> [Problem to solve] Among the entries below, count the lines where the string "JSON" occurs, and give only the number.

> [Dataset records]
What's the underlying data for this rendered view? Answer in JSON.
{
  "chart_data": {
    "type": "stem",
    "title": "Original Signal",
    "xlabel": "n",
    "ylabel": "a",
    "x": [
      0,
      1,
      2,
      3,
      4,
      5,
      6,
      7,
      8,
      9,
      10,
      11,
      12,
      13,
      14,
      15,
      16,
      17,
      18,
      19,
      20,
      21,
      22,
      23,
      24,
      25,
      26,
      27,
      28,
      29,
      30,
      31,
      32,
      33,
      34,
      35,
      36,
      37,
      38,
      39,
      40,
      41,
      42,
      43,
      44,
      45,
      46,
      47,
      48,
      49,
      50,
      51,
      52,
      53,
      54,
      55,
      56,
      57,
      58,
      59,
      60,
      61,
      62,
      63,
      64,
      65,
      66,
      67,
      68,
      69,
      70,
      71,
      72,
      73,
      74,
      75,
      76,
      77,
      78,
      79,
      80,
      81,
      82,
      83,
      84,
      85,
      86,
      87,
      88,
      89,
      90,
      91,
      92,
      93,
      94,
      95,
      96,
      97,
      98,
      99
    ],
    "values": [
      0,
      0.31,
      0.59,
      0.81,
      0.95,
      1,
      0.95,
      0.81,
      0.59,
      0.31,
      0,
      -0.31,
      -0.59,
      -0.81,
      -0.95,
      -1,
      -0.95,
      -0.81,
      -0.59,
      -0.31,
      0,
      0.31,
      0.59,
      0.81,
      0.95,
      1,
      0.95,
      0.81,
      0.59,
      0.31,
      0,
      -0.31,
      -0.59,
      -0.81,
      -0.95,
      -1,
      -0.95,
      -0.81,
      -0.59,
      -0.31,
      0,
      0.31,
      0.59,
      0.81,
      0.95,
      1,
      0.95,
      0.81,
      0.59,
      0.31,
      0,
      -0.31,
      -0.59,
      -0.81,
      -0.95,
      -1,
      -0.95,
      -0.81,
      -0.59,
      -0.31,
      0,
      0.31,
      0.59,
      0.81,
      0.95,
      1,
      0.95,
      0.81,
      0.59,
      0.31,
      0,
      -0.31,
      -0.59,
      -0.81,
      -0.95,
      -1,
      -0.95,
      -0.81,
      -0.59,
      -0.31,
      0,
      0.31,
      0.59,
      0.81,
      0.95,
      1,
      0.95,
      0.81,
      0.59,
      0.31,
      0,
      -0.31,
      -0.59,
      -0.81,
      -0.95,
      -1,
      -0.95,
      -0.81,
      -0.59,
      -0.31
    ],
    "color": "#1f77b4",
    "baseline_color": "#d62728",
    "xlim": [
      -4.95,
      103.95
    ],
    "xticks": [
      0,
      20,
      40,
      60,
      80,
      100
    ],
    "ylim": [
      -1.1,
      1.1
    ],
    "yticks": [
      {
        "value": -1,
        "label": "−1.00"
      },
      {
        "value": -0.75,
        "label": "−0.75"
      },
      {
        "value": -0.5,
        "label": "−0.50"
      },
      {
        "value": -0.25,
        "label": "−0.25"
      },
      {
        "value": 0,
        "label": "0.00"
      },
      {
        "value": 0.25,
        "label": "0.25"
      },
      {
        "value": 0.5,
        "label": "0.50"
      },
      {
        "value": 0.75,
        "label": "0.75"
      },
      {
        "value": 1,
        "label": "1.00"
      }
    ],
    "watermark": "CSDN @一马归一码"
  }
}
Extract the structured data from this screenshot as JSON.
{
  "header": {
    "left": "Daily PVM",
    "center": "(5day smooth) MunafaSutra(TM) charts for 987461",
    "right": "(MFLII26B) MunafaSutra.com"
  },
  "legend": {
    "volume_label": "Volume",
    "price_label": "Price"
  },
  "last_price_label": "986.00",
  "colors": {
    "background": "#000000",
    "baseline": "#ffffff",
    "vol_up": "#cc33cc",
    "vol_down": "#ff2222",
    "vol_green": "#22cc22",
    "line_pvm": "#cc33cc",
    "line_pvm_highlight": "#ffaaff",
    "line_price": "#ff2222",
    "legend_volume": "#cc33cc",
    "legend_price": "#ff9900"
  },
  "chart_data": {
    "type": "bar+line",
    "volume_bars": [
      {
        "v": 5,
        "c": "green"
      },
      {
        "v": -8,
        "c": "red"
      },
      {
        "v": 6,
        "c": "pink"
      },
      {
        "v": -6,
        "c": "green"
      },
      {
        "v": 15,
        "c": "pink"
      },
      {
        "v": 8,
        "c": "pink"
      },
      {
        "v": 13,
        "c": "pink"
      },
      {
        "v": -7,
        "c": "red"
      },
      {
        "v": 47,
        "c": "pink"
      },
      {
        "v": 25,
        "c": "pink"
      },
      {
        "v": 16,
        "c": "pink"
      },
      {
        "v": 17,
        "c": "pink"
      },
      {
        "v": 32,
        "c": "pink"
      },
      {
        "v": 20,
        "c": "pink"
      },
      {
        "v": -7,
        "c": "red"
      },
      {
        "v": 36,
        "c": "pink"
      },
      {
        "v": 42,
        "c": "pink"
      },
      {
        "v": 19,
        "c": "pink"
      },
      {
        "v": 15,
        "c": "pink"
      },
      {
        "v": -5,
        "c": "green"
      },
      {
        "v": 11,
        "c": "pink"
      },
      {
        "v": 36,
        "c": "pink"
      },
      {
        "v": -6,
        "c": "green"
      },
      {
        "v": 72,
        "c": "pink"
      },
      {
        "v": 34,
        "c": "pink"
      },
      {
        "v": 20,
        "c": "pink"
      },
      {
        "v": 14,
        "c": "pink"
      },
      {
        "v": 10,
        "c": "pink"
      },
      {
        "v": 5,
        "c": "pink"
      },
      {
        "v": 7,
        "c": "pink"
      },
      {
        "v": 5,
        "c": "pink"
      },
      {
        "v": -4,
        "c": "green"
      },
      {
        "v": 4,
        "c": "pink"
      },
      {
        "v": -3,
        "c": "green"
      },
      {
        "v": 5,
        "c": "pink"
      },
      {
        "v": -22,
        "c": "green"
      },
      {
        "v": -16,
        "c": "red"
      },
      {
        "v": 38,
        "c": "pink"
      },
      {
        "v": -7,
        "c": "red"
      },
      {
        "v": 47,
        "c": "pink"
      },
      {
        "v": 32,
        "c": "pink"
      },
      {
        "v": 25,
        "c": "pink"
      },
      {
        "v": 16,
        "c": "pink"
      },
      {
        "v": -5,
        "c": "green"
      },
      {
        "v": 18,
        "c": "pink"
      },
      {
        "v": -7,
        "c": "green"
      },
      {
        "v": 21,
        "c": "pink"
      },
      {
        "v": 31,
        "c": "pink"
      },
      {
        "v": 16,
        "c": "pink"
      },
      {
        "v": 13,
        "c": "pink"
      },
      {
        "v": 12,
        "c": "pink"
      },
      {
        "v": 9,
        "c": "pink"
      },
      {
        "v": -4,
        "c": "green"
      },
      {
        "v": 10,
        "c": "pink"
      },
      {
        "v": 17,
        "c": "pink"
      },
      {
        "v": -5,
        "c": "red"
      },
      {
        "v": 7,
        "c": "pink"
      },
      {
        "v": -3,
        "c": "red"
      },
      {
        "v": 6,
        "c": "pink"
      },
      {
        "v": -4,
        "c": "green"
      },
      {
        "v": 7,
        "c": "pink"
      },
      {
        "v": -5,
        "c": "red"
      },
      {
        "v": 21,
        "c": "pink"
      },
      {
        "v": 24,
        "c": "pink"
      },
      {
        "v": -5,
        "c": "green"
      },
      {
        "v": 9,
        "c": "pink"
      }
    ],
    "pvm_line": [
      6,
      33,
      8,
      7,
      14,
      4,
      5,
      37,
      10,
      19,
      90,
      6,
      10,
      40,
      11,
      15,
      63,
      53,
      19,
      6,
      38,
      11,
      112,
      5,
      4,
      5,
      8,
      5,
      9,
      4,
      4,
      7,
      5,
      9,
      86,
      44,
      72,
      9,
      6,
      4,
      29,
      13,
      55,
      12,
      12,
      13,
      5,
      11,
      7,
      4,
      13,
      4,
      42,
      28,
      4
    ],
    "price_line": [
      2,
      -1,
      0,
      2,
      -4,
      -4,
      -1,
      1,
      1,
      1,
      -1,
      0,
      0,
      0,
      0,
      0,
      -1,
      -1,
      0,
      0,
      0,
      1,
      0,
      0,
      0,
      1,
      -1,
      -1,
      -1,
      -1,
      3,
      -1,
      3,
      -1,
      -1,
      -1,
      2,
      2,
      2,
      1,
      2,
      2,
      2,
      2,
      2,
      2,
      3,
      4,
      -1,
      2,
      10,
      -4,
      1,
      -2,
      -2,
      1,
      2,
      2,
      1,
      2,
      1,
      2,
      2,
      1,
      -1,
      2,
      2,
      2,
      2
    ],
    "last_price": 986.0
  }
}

> [Task solution] 2